* WRITTEN PROBLEM
Identify all lines in the listing that include the word "this", and copy them out.

++++ EXTRACTED RECORDS

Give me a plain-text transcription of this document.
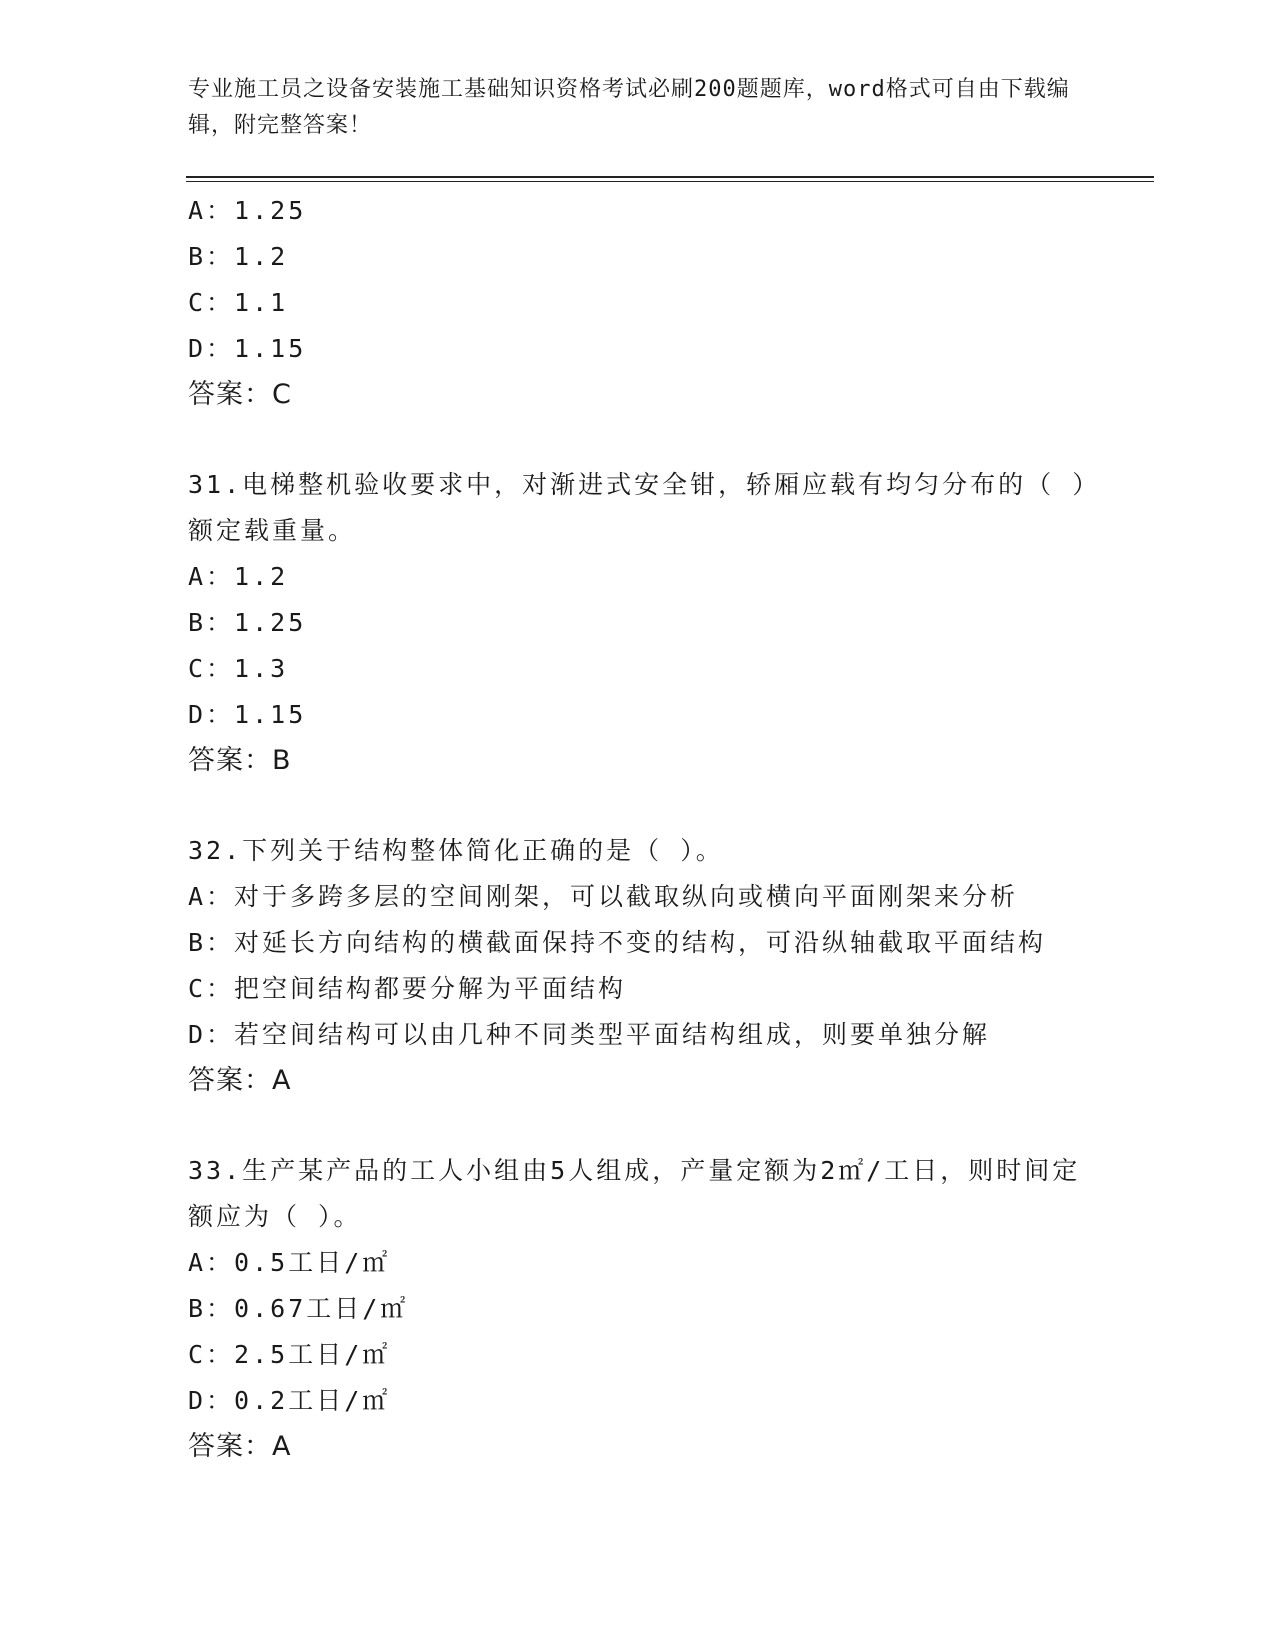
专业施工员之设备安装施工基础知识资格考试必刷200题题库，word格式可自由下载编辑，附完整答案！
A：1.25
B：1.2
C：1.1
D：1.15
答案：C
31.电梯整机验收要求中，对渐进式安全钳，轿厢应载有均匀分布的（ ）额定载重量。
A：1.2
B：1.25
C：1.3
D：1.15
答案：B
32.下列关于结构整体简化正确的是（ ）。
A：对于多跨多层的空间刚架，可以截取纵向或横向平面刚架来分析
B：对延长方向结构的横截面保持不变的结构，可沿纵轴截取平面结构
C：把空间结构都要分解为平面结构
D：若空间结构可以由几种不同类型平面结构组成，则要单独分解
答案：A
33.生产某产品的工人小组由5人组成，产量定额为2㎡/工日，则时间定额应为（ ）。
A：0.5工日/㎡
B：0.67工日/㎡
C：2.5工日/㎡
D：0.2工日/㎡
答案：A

++++++++
++++ EXTRACTED RECORDS

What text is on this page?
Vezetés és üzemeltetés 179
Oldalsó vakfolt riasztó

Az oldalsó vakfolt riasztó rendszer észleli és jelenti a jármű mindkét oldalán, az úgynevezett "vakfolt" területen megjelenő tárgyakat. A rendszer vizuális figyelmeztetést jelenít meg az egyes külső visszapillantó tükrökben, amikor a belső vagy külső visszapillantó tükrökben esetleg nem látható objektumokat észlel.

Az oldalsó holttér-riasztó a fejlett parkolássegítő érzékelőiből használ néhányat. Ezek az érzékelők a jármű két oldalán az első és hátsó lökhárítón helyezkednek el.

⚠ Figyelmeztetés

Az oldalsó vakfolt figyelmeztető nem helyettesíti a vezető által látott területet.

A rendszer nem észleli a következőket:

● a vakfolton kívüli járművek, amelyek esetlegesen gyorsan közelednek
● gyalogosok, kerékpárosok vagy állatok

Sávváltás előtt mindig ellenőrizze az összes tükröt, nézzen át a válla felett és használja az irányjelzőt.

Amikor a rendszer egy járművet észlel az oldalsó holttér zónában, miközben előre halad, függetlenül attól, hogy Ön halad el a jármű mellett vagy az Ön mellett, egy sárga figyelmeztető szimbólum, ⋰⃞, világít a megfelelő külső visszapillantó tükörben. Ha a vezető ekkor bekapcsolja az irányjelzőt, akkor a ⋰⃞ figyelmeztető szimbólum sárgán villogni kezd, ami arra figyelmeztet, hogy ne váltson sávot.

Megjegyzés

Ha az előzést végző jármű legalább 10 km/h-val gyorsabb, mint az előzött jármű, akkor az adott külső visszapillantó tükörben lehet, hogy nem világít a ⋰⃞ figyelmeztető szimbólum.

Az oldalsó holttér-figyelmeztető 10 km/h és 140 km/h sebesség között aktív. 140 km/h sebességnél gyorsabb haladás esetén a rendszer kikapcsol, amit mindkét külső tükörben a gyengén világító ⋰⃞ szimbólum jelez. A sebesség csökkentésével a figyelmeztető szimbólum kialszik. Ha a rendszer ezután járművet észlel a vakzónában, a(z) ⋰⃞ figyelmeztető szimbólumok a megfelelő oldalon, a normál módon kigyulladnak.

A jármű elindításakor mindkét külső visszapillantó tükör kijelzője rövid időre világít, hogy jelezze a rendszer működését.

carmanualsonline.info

++++++++
++++ EXTRACTED RECORDS

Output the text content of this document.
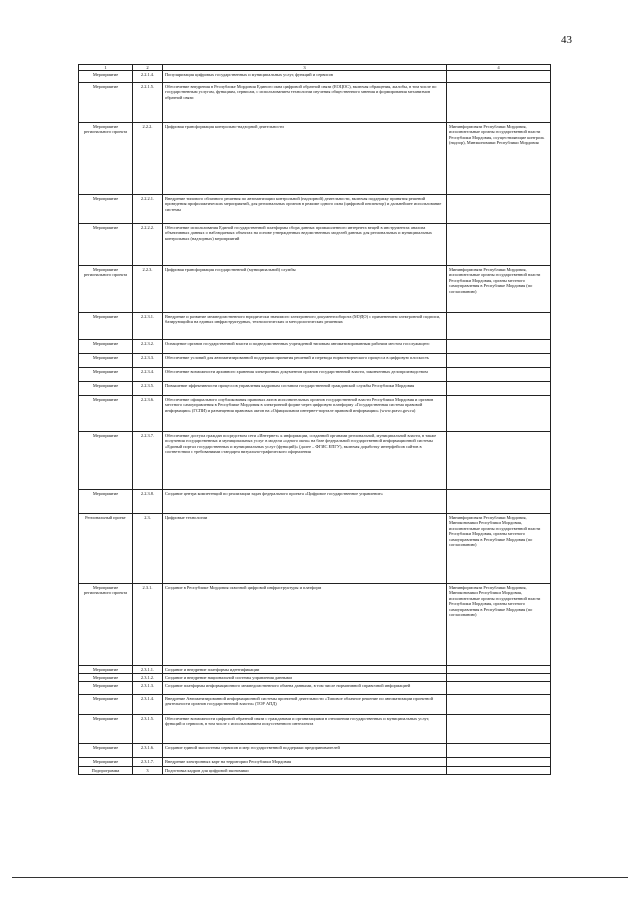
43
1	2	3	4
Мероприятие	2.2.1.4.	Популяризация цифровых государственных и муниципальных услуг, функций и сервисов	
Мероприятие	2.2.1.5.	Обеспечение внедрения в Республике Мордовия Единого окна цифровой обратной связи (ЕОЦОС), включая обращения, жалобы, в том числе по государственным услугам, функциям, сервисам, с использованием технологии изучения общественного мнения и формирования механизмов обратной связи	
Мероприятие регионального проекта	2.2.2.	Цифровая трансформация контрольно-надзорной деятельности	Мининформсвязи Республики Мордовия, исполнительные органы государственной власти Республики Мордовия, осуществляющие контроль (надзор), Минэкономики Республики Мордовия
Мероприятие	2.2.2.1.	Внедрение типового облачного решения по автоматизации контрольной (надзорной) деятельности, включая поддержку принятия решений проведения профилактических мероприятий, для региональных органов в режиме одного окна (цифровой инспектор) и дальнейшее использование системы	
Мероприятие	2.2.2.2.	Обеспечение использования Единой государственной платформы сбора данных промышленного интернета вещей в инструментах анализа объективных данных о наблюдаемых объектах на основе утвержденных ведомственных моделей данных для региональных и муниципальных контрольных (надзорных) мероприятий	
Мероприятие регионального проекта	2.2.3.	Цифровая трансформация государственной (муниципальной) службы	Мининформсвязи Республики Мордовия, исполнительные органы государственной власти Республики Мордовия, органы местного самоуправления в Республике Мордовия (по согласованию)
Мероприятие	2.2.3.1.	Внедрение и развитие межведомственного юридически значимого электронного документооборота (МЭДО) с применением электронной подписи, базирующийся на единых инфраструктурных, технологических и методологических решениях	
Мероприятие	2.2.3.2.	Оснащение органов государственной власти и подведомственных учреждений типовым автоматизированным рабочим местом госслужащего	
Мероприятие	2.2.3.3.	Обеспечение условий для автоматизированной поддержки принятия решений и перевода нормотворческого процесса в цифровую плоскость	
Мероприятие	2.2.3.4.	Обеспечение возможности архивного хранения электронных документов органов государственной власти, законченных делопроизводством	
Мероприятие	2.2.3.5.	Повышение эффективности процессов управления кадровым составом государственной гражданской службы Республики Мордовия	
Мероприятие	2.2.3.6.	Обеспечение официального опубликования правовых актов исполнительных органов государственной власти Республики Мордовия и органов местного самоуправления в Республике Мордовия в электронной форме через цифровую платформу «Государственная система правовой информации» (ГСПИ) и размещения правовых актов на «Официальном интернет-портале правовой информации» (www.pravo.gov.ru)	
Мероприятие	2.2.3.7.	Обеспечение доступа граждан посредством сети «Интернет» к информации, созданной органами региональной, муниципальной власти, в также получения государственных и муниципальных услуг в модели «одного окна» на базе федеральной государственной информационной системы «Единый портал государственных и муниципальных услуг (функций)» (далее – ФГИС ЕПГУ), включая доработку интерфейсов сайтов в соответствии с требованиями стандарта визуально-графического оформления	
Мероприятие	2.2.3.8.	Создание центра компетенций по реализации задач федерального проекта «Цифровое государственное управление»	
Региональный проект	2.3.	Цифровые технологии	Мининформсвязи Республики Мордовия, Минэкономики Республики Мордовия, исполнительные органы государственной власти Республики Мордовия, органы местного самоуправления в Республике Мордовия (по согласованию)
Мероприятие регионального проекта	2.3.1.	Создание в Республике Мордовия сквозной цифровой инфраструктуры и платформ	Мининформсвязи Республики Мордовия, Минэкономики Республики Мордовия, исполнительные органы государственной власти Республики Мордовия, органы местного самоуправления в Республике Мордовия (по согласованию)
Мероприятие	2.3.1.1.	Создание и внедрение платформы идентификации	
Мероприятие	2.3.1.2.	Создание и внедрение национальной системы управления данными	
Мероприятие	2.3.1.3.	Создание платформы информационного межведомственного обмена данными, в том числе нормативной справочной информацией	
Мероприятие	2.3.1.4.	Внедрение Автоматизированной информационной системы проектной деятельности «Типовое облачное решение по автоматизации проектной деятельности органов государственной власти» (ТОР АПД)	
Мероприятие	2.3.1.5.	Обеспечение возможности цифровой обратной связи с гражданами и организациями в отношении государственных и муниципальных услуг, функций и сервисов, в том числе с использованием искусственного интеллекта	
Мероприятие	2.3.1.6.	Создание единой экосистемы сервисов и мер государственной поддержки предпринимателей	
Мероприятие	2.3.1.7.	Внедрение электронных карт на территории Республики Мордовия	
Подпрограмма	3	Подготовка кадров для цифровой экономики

++++++++

* THE SOLUTION
Give me a plain-text transcription of this document.
What text is on this page?
Output the text content of this document.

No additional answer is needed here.